EXERCISE OBJECTIVE: Word for word, print each line of the listing below; pictures stay out.

-- BEGIN INFORMATION SUPPLIED --

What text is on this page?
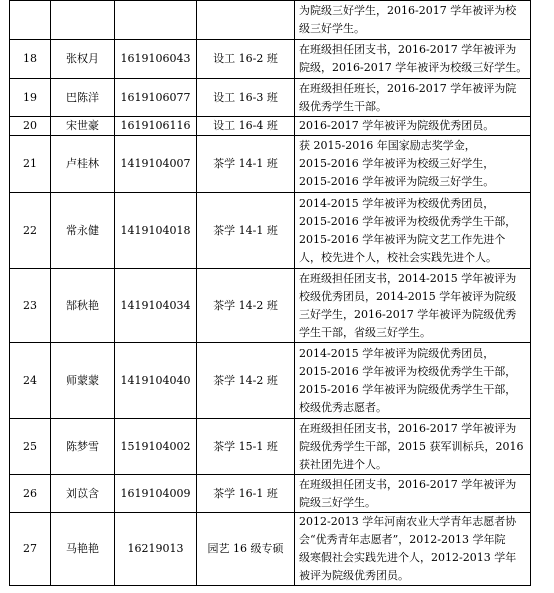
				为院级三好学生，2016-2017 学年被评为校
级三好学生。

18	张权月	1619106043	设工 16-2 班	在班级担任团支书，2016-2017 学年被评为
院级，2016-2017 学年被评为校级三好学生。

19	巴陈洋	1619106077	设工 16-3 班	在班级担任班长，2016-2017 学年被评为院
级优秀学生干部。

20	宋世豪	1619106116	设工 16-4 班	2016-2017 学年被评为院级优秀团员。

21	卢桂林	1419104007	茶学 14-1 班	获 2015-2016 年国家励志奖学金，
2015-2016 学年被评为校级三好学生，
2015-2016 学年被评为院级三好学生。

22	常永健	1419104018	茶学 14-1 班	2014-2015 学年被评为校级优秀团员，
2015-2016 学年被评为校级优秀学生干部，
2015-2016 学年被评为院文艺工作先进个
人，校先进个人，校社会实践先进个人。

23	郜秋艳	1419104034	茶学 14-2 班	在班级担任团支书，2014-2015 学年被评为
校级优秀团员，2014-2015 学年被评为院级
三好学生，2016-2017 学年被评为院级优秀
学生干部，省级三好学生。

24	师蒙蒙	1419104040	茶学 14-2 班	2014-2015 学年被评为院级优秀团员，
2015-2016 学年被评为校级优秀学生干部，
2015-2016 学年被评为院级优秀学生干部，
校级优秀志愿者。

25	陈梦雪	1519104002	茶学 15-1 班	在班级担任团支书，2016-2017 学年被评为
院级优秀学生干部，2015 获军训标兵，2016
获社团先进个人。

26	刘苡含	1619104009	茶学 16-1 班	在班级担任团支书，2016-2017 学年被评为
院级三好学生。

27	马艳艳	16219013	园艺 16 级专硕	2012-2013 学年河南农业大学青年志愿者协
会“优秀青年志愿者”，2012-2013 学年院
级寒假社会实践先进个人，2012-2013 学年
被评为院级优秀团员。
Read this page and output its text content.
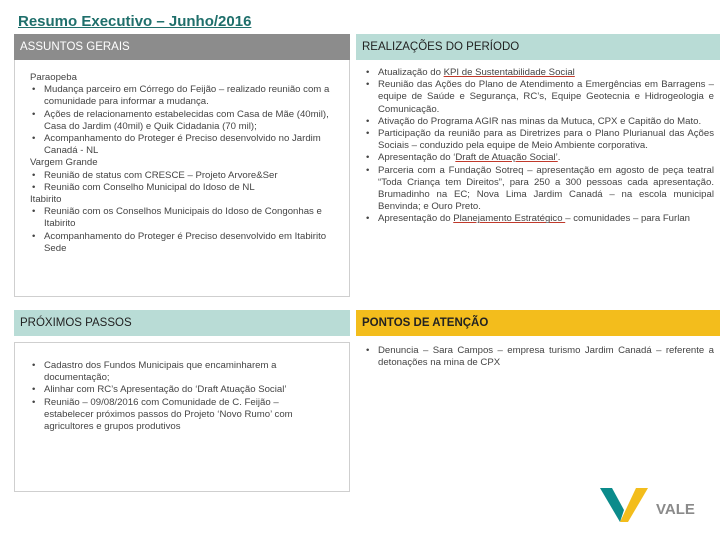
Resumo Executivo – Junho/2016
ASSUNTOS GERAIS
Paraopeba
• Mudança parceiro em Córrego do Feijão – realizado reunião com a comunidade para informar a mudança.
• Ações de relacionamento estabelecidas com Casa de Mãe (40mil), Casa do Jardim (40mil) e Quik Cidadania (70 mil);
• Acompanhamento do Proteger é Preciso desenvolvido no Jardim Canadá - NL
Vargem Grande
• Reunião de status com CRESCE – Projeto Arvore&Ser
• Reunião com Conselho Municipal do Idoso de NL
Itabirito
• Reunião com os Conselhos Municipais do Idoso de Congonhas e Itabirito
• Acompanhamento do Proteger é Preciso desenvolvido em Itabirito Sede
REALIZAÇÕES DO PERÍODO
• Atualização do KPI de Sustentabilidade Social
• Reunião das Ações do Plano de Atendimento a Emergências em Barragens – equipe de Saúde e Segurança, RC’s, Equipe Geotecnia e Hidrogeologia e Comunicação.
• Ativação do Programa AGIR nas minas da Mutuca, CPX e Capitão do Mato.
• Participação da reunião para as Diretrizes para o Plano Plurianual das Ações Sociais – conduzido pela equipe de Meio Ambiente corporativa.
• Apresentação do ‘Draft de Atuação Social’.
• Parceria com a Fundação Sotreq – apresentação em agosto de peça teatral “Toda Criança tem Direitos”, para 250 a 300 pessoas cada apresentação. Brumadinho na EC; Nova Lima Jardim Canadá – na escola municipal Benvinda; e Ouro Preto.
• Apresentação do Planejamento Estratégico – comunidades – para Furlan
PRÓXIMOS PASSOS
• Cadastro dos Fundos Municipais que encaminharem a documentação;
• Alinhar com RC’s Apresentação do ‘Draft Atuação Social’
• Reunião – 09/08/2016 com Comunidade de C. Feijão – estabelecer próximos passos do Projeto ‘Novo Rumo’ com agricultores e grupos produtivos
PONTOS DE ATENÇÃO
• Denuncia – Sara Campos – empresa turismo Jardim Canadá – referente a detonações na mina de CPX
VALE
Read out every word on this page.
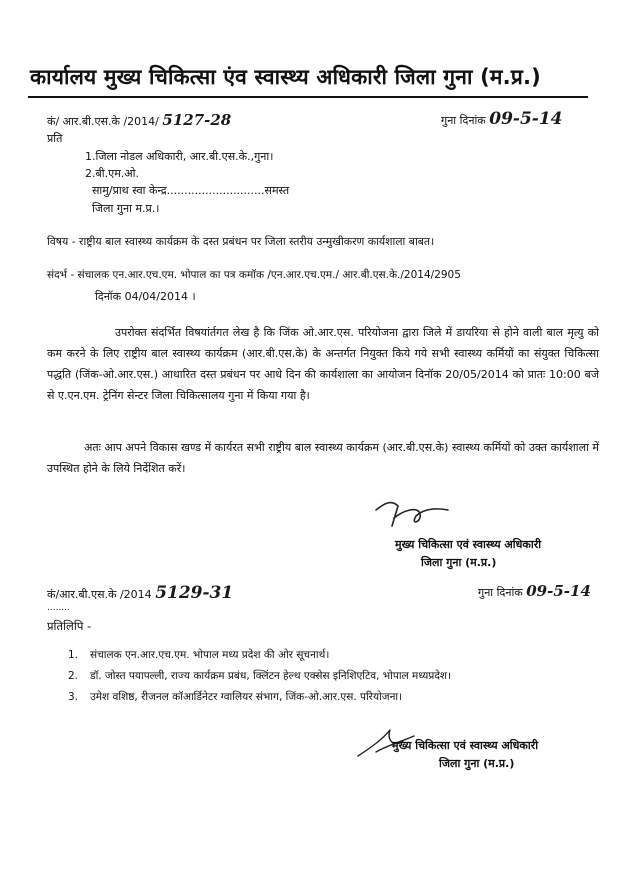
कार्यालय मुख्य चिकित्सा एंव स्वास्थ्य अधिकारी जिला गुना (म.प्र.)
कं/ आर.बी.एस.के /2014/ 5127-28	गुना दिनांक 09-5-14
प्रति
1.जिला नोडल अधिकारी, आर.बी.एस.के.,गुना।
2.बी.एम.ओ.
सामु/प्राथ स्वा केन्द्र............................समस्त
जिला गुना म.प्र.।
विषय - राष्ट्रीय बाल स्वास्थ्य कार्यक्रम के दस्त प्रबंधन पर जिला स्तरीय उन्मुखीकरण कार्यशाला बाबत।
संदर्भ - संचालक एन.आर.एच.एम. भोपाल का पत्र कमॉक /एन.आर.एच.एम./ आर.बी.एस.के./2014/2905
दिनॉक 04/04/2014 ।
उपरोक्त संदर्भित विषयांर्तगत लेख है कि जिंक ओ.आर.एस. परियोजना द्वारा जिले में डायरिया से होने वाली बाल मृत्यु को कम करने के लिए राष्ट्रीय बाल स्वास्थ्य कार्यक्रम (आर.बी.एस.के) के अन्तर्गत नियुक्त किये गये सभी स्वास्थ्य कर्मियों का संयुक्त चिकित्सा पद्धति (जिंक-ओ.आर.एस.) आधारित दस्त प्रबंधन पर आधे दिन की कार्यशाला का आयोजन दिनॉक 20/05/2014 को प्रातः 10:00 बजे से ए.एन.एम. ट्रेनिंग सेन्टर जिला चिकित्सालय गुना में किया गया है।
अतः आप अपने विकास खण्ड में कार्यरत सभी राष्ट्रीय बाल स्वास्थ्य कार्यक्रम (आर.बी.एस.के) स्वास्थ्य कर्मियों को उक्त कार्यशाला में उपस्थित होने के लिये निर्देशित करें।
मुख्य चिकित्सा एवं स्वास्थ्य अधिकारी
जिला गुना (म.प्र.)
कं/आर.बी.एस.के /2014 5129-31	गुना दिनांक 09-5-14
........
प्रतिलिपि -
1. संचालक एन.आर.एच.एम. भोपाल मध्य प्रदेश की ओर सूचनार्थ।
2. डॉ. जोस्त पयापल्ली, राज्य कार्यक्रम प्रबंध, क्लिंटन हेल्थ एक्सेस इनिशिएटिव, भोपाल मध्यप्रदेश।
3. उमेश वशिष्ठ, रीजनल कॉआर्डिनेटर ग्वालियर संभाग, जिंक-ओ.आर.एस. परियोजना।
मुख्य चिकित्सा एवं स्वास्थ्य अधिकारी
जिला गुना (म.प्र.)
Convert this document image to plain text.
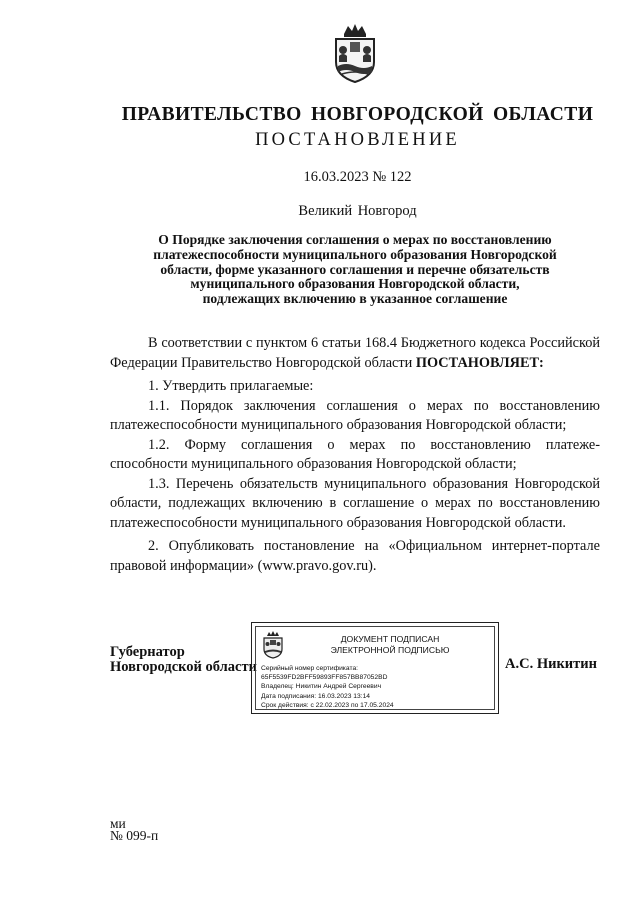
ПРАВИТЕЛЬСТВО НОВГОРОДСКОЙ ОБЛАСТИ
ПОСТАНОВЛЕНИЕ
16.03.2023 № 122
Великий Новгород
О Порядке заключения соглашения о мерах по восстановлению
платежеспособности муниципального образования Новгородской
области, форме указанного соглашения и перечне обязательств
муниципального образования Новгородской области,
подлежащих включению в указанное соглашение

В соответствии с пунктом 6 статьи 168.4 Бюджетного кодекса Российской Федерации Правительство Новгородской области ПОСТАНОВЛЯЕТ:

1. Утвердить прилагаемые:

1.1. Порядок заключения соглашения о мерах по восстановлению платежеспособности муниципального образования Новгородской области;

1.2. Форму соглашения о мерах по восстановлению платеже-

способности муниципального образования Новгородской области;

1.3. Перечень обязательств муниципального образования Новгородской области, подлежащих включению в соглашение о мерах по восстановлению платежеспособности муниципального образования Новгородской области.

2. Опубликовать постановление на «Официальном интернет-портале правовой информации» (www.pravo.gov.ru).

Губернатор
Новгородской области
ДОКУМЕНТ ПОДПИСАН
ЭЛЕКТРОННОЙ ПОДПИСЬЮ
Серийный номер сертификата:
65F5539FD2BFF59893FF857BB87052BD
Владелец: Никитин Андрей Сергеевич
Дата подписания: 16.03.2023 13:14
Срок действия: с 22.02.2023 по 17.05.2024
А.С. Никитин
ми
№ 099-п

-- END INFORMATION SUPPLIED --

ANSWER TO THE TASK:
What text is on this page?
				为院级三好学生，2016-2017 学年被评为校
级三好学生。

18	张权月	1619106043	设工 16-2 班	在班级担任团支书，2016-2017 学年被评为
院级，2016-2017 学年被评为校级三好学生。

19	巴陈洋	1619106077	设工 16-3 班	在班级担任班长，2016-2017 学年被评为院
级优秀学生干部。

20	宋世豪	1619106116	设工 16-4 班	2016-2017 学年被评为院级优秀团员。

21	卢桂林	1419104007	茶学 14-1 班	获 2015-2016 年国家励志奖学金，
2015-2016 学年被评为校级三好学生，
2015-2016 学年被评为院级三好学生。

22	常永健	1419104018	茶学 14-1 班	2014-2015 学年被评为校级优秀团员，
2015-2016 学年被评为校级优秀学生干部，
2015-2016 学年被评为院文艺工作先进个
人，校先进个人，校社会实践先进个人。

23	郜秋艳	1419104034	茶学 14-2 班	在班级担任团支书，2014-2015 学年被评为
校级优秀团员，2014-2015 学年被评为院级
三好学生，2016-2017 学年被评为院级优秀
学生干部，省级三好学生。

24	师蒙蒙	1419104040	茶学 14-2 班	2014-2015 学年被评为院级优秀团员，
2015-2016 学年被评为校级优秀学生干部，
2015-2016 学年被评为院级优秀学生干部，
校级优秀志愿者。

25	陈梦雪	1519104002	茶学 15-1 班	在班级担任团支书，2016-2017 学年被评为
院级优秀学生干部，2015 获军训标兵，2016
获社团先进个人。

26	刘苡含	1619104009	茶学 16-1 班	在班级担任团支书，2016-2017 学年被评为
院级三好学生。

27	马艳艳	16219013	园艺 16 级专硕	2012-2013 学年河南农业大学青年志愿者协
会“优秀青年志愿者”，2012-2013 学年院
级寒假社会实践先进个人，2012-2013 学年
被评为院级优秀团员。
Read this page and output its text content.
Resumo Executivo – Junho/2016
ASSUNTOS GERAIS
Paraopeba
• Mudança parceiro em Córrego do Feijão – realizado reunião com a comunidade para informar a mudança.
• Ações de relacionamento estabelecidas com Casa de Mãe (40mil), Casa do Jardim (40mil) e Quik Cidadania (70 mil);
• Acompanhamento do Proteger é Preciso desenvolvido no Jardim Canadá - NL
Vargem Grande
• Reunião de status com CRESCE – Projeto Arvore&Ser
• Reunião com Conselho Municipal do Idoso de NL
Itabirito
• Reunião com os Conselhos Municipais do Idoso de Congonhas e Itabirito
• Acompanhamento do Proteger é Preciso desenvolvido em Itabirito Sede
REALIZAÇÕES DO PERÍODO
• Atualização do KPI de Sustentabilidade Social
• Reunião das Ações do Plano de Atendimento a Emergências em Barragens – equipe de Saúde e Segurança, RC’s, Equipe Geotecnia e Hidrogeologia e Comunicação.
• Ativação do Programa AGIR nas minas da Mutuca, CPX e Capitão do Mato.
• Participação da reunião para as Diretrizes para o Plano Plurianual das Ações Sociais – conduzido pela equipe de Meio Ambiente corporativa.
• Apresentação do ‘Draft de Atuação Social’.
• Parceria com a Fundação Sotreq – apresentação em agosto de peça teatral “Toda Criança tem Direitos”, para 250 a 300 pessoas cada apresentação. Brumadinho na EC; Nova Lima Jardim Canadá – na escola municipal Benvinda; e Ouro Preto.
• Apresentação do Planejamento Estratégico – comunidades – para Furlan
PRÓXIMOS PASSOS
• Cadastro dos Fundos Municipais que encaminharem a documentação;
• Alinhar com RC’s Apresentação do ‘Draft Atuação Social’
• Reunião – 09/08/2016 com Comunidade de C. Feijão – estabelecer próximos passos do Projeto ‘Novo Rumo’ com agricultores e grupos produtivos
PONTOS DE ATENÇÃO
• Denuncia – Sara Campos – empresa turismo Jardim Canadá – referente a detonações na mina de CPX
VALE
Read out every word on this page.
कार्यालय मुख्य चिकित्सा एंव स्वास्थ्य अधिकारी जिला गुना (म.प्र.)
कं/ आर.बी.एस.के /2014/ 5127-28	गुना दिनांक 09-5-14
प्रति
1.जिला नोडल अधिकारी, आर.बी.एस.के.,गुना।
2.बी.एम.ओ.
सामु/प्राथ स्वा केन्द्र............................समस्त
जिला गुना म.प्र.।
विषय - राष्ट्रीय बाल स्वास्थ्य कार्यक्रम के दस्त प्रबंधन पर जिला स्तरीय उन्मुखीकरण कार्यशाला बाबत।
संदर्भ - संचालक एन.आर.एच.एम. भोपाल का पत्र कमॉक /एन.आर.एच.एम./ आर.बी.एस.के./2014/2905
दिनॉक 04/04/2014 ।
उपरोक्त संदर्भित विषयांर्तगत लेख है कि जिंक ओ.आर.एस. परियोजना द्वारा जिले में डायरिया से होने वाली बाल मृत्यु को कम करने के लिए राष्ट्रीय बाल स्वास्थ्य कार्यक्रम (आर.बी.एस.के) के अन्तर्गत नियुक्त किये गये सभी स्वास्थ्य कर्मियों का संयुक्त चिकित्सा पद्धति (जिंक-ओ.आर.एस.) आधारित दस्त प्रबंधन पर आधे दिन की कार्यशाला का आयोजन दिनॉक 20/05/2014 को प्रातः 10:00 बजे से ए.एन.एम. ट्रेनिंग सेन्टर जिला चिकित्सालय गुना में किया गया है।
अतः आप अपने विकास खण्ड में कार्यरत सभी राष्ट्रीय बाल स्वास्थ्य कार्यक्रम (आर.बी.एस.के) स्वास्थ्य कर्मियों को उक्त कार्यशाला में उपस्थित होने के लिये निर्देशित करें।
मुख्य चिकित्सा एवं स्वास्थ्य अधिकारी
जिला गुना (म.प्र.)
कं/आर.बी.एस.के /2014 5129-31	गुना दिनांक 09-5-14
........
प्रतिलिपि -
1. संचालक एन.आर.एच.एम. भोपाल मध्य प्रदेश की ओर सूचनार्थ।
2. डॉ. जोस्त पयापल्ली, राज्य कार्यक्रम प्रबंध, क्लिंटन हेल्थ एक्सेस इनिशिएटिव, भोपाल मध्यप्रदेश।
3. उमेश वशिष्ठ, रीजनल कॉआर्डिनेटर ग्वालियर संभाग, जिंक-ओ.आर.एस. परियोजना।
मुख्य चिकित्सा एवं स्वास्थ्य अधिकारी
जिला गुना (म.प्र.)
Convert this document image to plain text.
ПРАВИТЕЛЬСТВО НОВГОРОДСКОЙ ОБЛАСТИ
ПОСТАНОВЛЕНИЕ
16.03.2023 № 122
Великий Новгород
О Порядке заключения соглашения о мерах по восстановлению
платежеспособности муниципального образования Новгородской
области, форме указанного соглашения и перечне обязательств
муниципального образования Новгородской области,
подлежащих включению в указанное соглашение

В соответствии с пунктом 6 статьи 168.4 Бюджетного кодекса Российской Федерации Правительство Новгородской области ПОСТАНОВЛЯЕТ:

1. Утвердить прилагаемые:

1.1. Порядок заключения соглашения о мерах по восстановлению платежеспособности муниципального образования Новгородской области;

1.2. Форму соглашения о мерах по восстановлению платеже-

способности муниципального образования Новгородской области;

1.3. Перечень обязательств муниципального образования Новгородской области, подлежащих включению в соглашение о мерах по восстановлению платежеспособности муниципального образования Новгородской области.

2. Опубликовать постановление на «Официальном интернет-портале правовой информации» (www.pravo.gov.ru).

Губернатор
Новгородской области
ДОКУМЕНТ ПОДПИСАН
ЭЛЕКТРОННОЙ ПОДПИСЬЮ
Серийный номер сертификата:
65F5539FD2BFF59893FF857BB87052BD
Владелец: Никитин Андрей Сергеевич
Дата подписания: 16.03.2023 13:14
Срок действия: с 22.02.2023 по 17.05.2024
А.С. Никитин
ми
№ 099-п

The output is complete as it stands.